— begin —

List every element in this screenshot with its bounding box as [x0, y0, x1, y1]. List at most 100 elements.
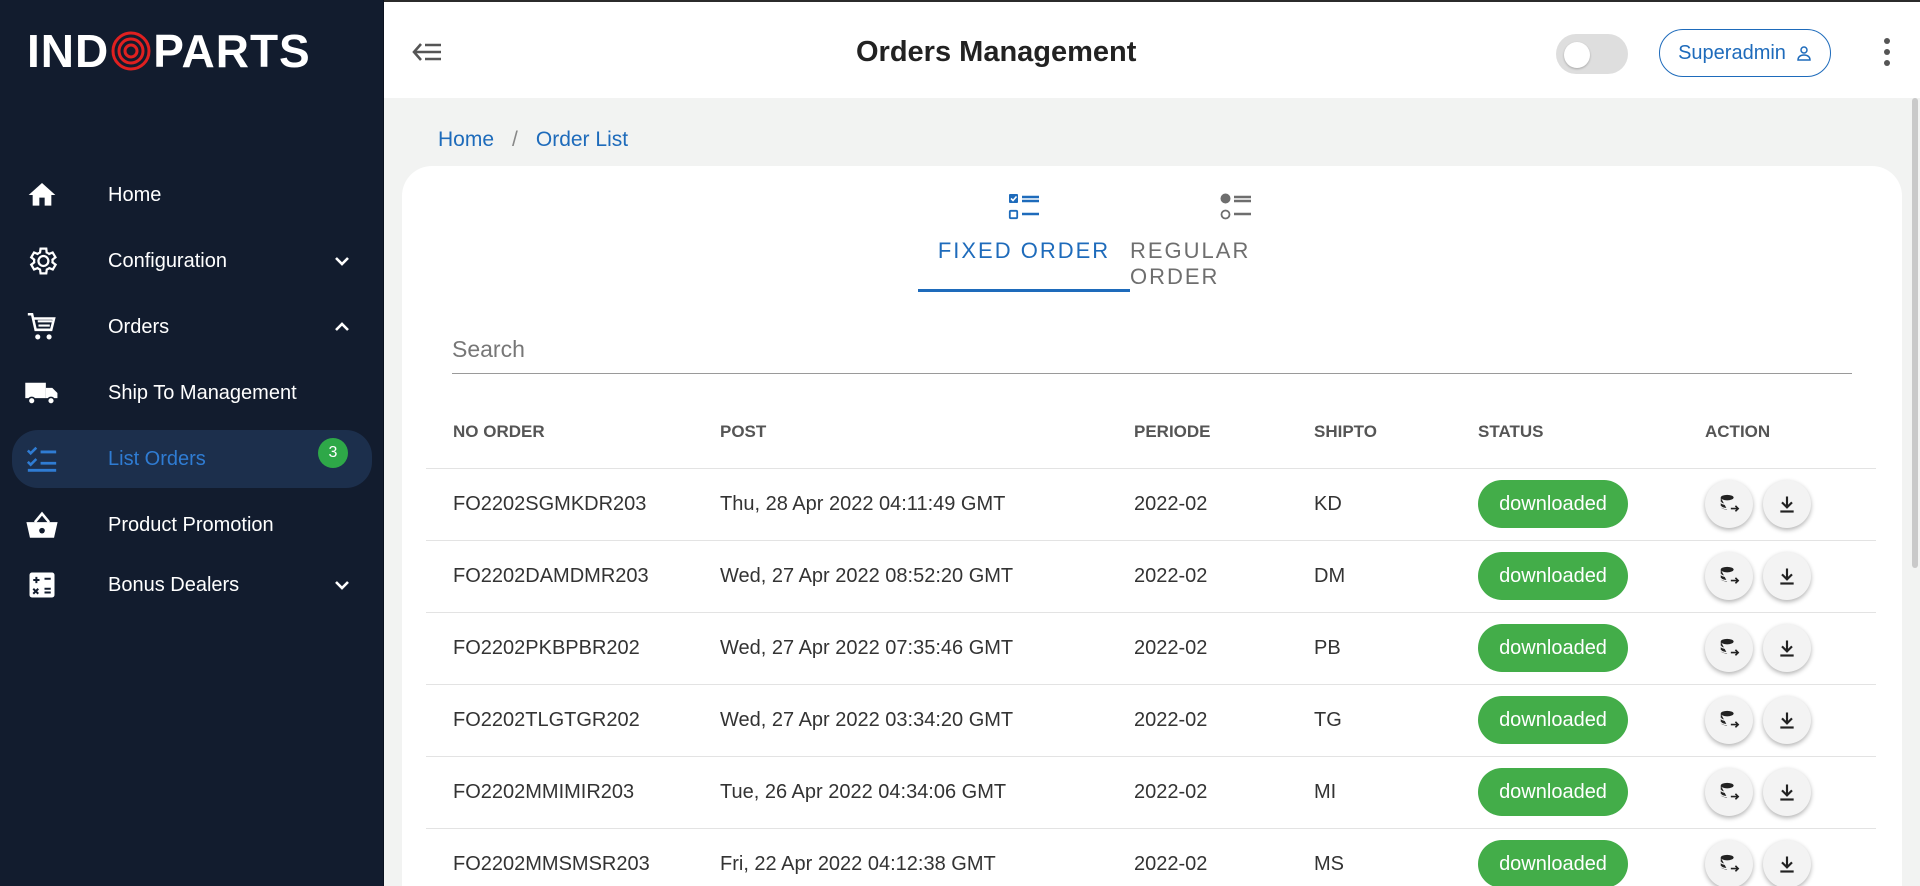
cell-periode: 2022-02 [1134, 612, 1314, 685]
cell-no-order: FO2202DAMDMR203 [426, 540, 720, 613]
cell-action [1705, 468, 1876, 541]
table-row: FO2202MMIMIR203 Tue, 26 Apr 2022 04:34:0… [426, 756, 1876, 829]
basket-icon [24, 507, 60, 543]
sidebar-item-list-orders[interactable]: List Orders 3 [12, 430, 372, 488]
sidebar-item-orders[interactable]: Orders [0, 294, 384, 360]
tab-label: REGULAR ORDER [1130, 238, 1251, 289]
column-header-post[interactable]: POST [720, 396, 1134, 469]
download-button[interactable] [1762, 768, 1811, 816]
cell-shipto: PB [1314, 612, 1478, 685]
radio-list-icon [1220, 193, 1251, 220]
collapse-sidebar-button[interactable] [408, 32, 448, 72]
table-header-row: NO ORDER POST PERIODE SHIPTO STATUS ACTI… [426, 396, 1876, 469]
process-button[interactable] [1705, 480, 1753, 528]
download-button[interactable] [1762, 480, 1811, 528]
cell-post: Thu, 28 Apr 2022 04:11:49 GMT [720, 468, 1134, 541]
tab-fixed-order[interactable]: FIXED ORDER [918, 184, 1130, 292]
search-field [452, 326, 1852, 374]
user-menu-button[interactable]: Superadmin [1659, 29, 1831, 77]
more-options-button[interactable] [1872, 32, 1902, 72]
sidebar-item-label: Product Promotion [108, 513, 274, 536]
sidebar-item-label: Home [108, 183, 162, 206]
cell-shipto: TG [1314, 684, 1478, 757]
status-badge: downloaded [1478, 840, 1628, 886]
database-sync-icon [1720, 710, 1740, 728]
sidebar-nav: Home Configuration Orders Ship To Manage… [0, 162, 384, 612]
orders-table: NO ORDER POST PERIODE SHIPTO STATUS ACTI… [426, 396, 1876, 886]
menu-collapse-icon [412, 43, 441, 61]
cell-post: Wed, 27 Apr 2022 03:34:20 GMT [720, 684, 1134, 757]
order-type-tabs: FIXED ORDER REGULAR ORDER [918, 184, 1342, 294]
cell-no-order: FO2202MMIMIR203 [426, 756, 720, 829]
vertical-dots-icon [1884, 38, 1890, 66]
status-badge: downloaded [1478, 624, 1628, 672]
cell-action [1705, 684, 1876, 757]
cell-no-order: FO2202PKBPBR202 [426, 612, 720, 685]
breadcrumb-current[interactable]: Order List [536, 128, 628, 152]
sidebar-item-ship-to-management[interactable]: Ship To Management [0, 360, 384, 426]
chevron-down-icon [335, 257, 349, 266]
truck-icon [24, 375, 60, 411]
tab-regular-order[interactable]: REGULAR ORDER [1130, 184, 1342, 292]
sidebar-item-configuration[interactable]: Configuration [0, 228, 384, 294]
status-badge: downloaded [1478, 480, 1628, 528]
logo-right: PARTS [153, 25, 311, 77]
theme-toggle[interactable] [1556, 34, 1628, 74]
top-bar: Orders Management Superadmin [384, 0, 1920, 98]
download-icon [1779, 496, 1794, 513]
sidebar-item-home[interactable]: Home [0, 162, 384, 228]
sidebar-item-product-promotion[interactable]: Product Promotion [0, 492, 384, 558]
breadcrumb-separator: / [512, 128, 518, 151]
user-label: Superadmin [1678, 41, 1786, 64]
column-header-periode[interactable]: PERIODE [1134, 396, 1314, 469]
download-button[interactable] [1762, 696, 1811, 744]
column-header-action: ACTION [1705, 396, 1876, 469]
download-icon [1779, 712, 1794, 729]
calculator-icon [24, 567, 60, 603]
person-icon [1797, 46, 1811, 61]
column-header-no-order[interactable]: NO ORDER [426, 396, 720, 469]
table-row: FO2202MMSMSR203 Fri, 22 Apr 2022 04:12:3… [426, 828, 1876, 886]
tab-label: FIXED ORDER [937, 238, 1111, 263]
download-icon [1779, 856, 1794, 873]
breadcrumb-home[interactable]: Home [438, 128, 494, 152]
cell-shipto: MS [1314, 828, 1478, 886]
cell-no-order: FO2202MMSMSR203 [426, 828, 720, 886]
process-button[interactable] [1705, 768, 1753, 816]
orders-card: FIXED ORDER REGULAR ORDER NO ORDER POST … [402, 166, 1902, 886]
page-title: Orders Management [856, 36, 1137, 68]
sidebar-item-label: List Orders [108, 447, 206, 470]
notification-badge: 3 [318, 438, 348, 468]
download-button[interactable] [1762, 552, 1811, 600]
logo-target-icon [111, 31, 151, 71]
download-button[interactable] [1762, 624, 1811, 672]
process-button[interactable] [1705, 624, 1753, 672]
sidebar-item-bonus-dealers[interactable]: Bonus Dealers [0, 558, 384, 612]
process-button[interactable] [1705, 840, 1753, 886]
process-button[interactable] [1705, 552, 1753, 600]
page-scrollbar[interactable] [1910, 98, 1920, 886]
gear-icon [24, 243, 60, 279]
download-icon [1779, 568, 1794, 585]
process-button[interactable] [1705, 696, 1753, 744]
cell-post: Wed, 27 Apr 2022 08:52:20 GMT [720, 540, 1134, 613]
column-header-shipto[interactable]: SHIPTO [1314, 396, 1478, 469]
search-input[interactable] [452, 326, 1852, 373]
cell-periode: 2022-02 [1134, 684, 1314, 757]
download-button[interactable] [1762, 840, 1811, 886]
checklist-icon [1008, 194, 1039, 220]
cell-periode: 2022-02 [1134, 468, 1314, 541]
chevron-down-icon [335, 581, 349, 590]
cell-no-order: FO2202TLGTGR202 [426, 684, 720, 757]
table-row: FO2202PKBPBR202 Wed, 27 Apr 2022 07:35:4… [426, 612, 1876, 685]
chevron-up-icon [335, 322, 349, 331]
scrollbar-thumb[interactable] [1912, 98, 1918, 568]
sidebar-item-label: Configuration [108, 249, 227, 272]
toggle-knob [1564, 42, 1590, 68]
cell-shipto: DM [1314, 540, 1478, 613]
table-row: FO2202DAMDMR203 Wed, 27 Apr 2022 08:52:2… [426, 540, 1876, 613]
table-row: FO2202TLGTGR202 Wed, 27 Apr 2022 03:34:2… [426, 684, 1876, 757]
database-sync-icon [1720, 782, 1740, 800]
column-header-status[interactable]: STATUS [1478, 396, 1705, 469]
cell-action [1705, 612, 1876, 685]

— end —

Task statement: Write out all of the data above word for word, leaving out the picture.

Exercise response:
List every element in this screenshot with its bounding box as [x0, y0, x1, y1]. List at most 100 elements.
cell-periode: 2022-02 [1134, 612, 1314, 685]
cell-no-order: FO2202DAMDMR203 [426, 540, 720, 613]
cell-action [1705, 468, 1876, 541]
table-row: FO2202MMIMIR203 Tue, 26 Apr 2022 04:34:0… [426, 756, 1876, 829]
basket-icon [24, 507, 60, 543]
sidebar-item-list-orders[interactable]: List Orders 3 [12, 430, 372, 488]
sidebar-item-orders[interactable]: Orders [0, 294, 384, 360]
tab-label: REGULAR ORDER [1130, 238, 1251, 289]
column-header-post[interactable]: POST [720, 396, 1134, 469]
download-button[interactable] [1762, 768, 1811, 816]
cell-shipto: PB [1314, 612, 1478, 685]
radio-list-icon [1220, 193, 1251, 220]
collapse-sidebar-button[interactable] [408, 32, 448, 72]
table-header-row: NO ORDER POST PERIODE SHIPTO STATUS ACTI… [426, 396, 1876, 469]
process-button[interactable] [1705, 480, 1753, 528]
download-button[interactable] [1762, 480, 1811, 528]
cell-post: Thu, 28 Apr 2022 04:11:49 GMT [720, 468, 1134, 541]
tab-fixed-order[interactable]: FIXED ORDER [918, 184, 1130, 292]
search-field [452, 326, 1852, 374]
user-menu-button[interactable]: Superadmin [1659, 29, 1831, 77]
more-options-button[interactable] [1872, 32, 1902, 72]
sidebar-item-label: Product Promotion [108, 513, 274, 536]
sidebar-item-label: Home [108, 183, 162, 206]
cell-shipto: TG [1314, 684, 1478, 757]
status-badge: downloaded [1478, 840, 1628, 886]
database-sync-icon [1720, 710, 1740, 728]
sidebar-nav: Home Configuration Orders Ship To Manage… [0, 162, 384, 612]
orders-table: NO ORDER POST PERIODE SHIPTO STATUS ACTI… [426, 396, 1876, 886]
menu-collapse-icon [412, 43, 441, 61]
cell-post: Wed, 27 Apr 2022 03:34:20 GMT [720, 684, 1134, 757]
order-type-tabs: FIXED ORDER REGULAR ORDER [918, 184, 1342, 294]
cell-no-order: FO2202MMIMIR203 [426, 756, 720, 829]
vertical-dots-icon [1884, 38, 1890, 66]
status-badge: downloaded [1478, 624, 1628, 672]
cell-action [1705, 684, 1876, 757]
cell-no-order: FO2202PKBPBR202 [426, 612, 720, 685]
breadcrumb-current[interactable]: Order List [536, 128, 628, 152]
sidebar-item-ship-to-management[interactable]: Ship To Management [0, 360, 384, 426]
chevron-down-icon [335, 257, 349, 266]
truck-icon [24, 375, 60, 411]
tab-regular-order[interactable]: REGULAR ORDER [1130, 184, 1342, 292]
sidebar-item-configuration[interactable]: Configuration [0, 228, 384, 294]
status-badge: downloaded [1478, 480, 1628, 528]
logo-right: PARTS [153, 25, 311, 77]
theme-toggle[interactable] [1556, 34, 1628, 74]
top-bar: Orders Management Superadmin [384, 0, 1920, 98]
download-icon [1779, 496, 1794, 513]
sidebar-item-home[interactable]: Home [0, 162, 384, 228]
sidebar-item-product-promotion[interactable]: Product Promotion [0, 492, 384, 558]
breadcrumb-separator: / [512, 128, 518, 151]
user-label: Superadmin [1678, 41, 1786, 64]
column-header-periode[interactable]: PERIODE [1134, 396, 1314, 469]
download-button[interactable] [1762, 696, 1811, 744]
column-header-action: ACTION [1705, 396, 1876, 469]
download-icon [1779, 712, 1794, 729]
calculator-icon [24, 567, 60, 603]
person-icon [1797, 46, 1811, 61]
column-header-no-order[interactable]: NO ORDER [426, 396, 720, 469]
table-row: FO2202MMSMSR203 Fri, 22 Apr 2022 04:12:3… [426, 828, 1876, 886]
tab-label: FIXED ORDER [937, 238, 1111, 263]
download-icon [1779, 856, 1794, 873]
breadcrumb-home[interactable]: Home [438, 128, 494, 152]
cell-shipto: MS [1314, 828, 1478, 886]
cell-no-order: FO2202MMSMSR203 [426, 828, 720, 886]
process-button[interactable] [1705, 768, 1753, 816]
orders-card: FIXED ORDER REGULAR ORDER NO ORDER POST … [402, 166, 1902, 886]
page-title: Orders Management [856, 36, 1137, 68]
sidebar-item-label: List Orders [108, 447, 206, 470]
notification-badge: 3 [318, 438, 348, 468]
download-button[interactable] [1762, 552, 1811, 600]
logo-target-icon [111, 31, 151, 71]
download-button[interactable] [1762, 624, 1811, 672]
process-button[interactable] [1705, 624, 1753, 672]
sidebar-item-bonus-dealers[interactable]: Bonus Dealers [0, 558, 384, 612]
process-button[interactable] [1705, 840, 1753, 886]
process-button[interactable] [1705, 552, 1753, 600]
page-scrollbar[interactable] [1910, 98, 1920, 886]
gear-icon [24, 243, 60, 279]
download-icon [1779, 568, 1794, 585]
process-button[interactable] [1705, 696, 1753, 744]
cell-post: Wed, 27 Apr 2022 08:52:20 GMT [720, 540, 1134, 613]
column-header-shipto[interactable]: SHIPTO [1314, 396, 1478, 469]
search-input[interactable] [452, 326, 1852, 373]
cell-periode: 2022-02 [1134, 684, 1314, 757]
download-button[interactable] [1762, 840, 1811, 886]
checklist-icon [1008, 194, 1039, 220]
cell-periode: 2022-02 [1134, 468, 1314, 541]
chevron-down-icon [335, 581, 349, 590]
cell-no-order: FO2202TLGTGR202 [426, 684, 720, 757]
table-row: FO2202PKBPBR202 Wed, 27 Apr 2022 07:35:4… [426, 612, 1876, 685]
chevron-up-icon [335, 322, 349, 331]
scrollbar-thumb[interactable] [1912, 98, 1918, 568]
sidebar-item-label: Configuration [108, 249, 227, 272]
toggle-knob [1564, 42, 1590, 68]
cell-shipto: DM [1314, 540, 1478, 613]
table-row: FO2202DAMDMR203 Wed, 27 Apr 2022 08:52:2… [426, 540, 1876, 613]
table-row: FO2202TLGTGR202 Wed, 27 Apr 2022 03:34:2… [426, 684, 1876, 757]
database-sync-icon [1720, 782, 1740, 800]
column-header-status[interactable]: STATUS [1478, 396, 1705, 469]
cell-action [1705, 612, 1876, 685]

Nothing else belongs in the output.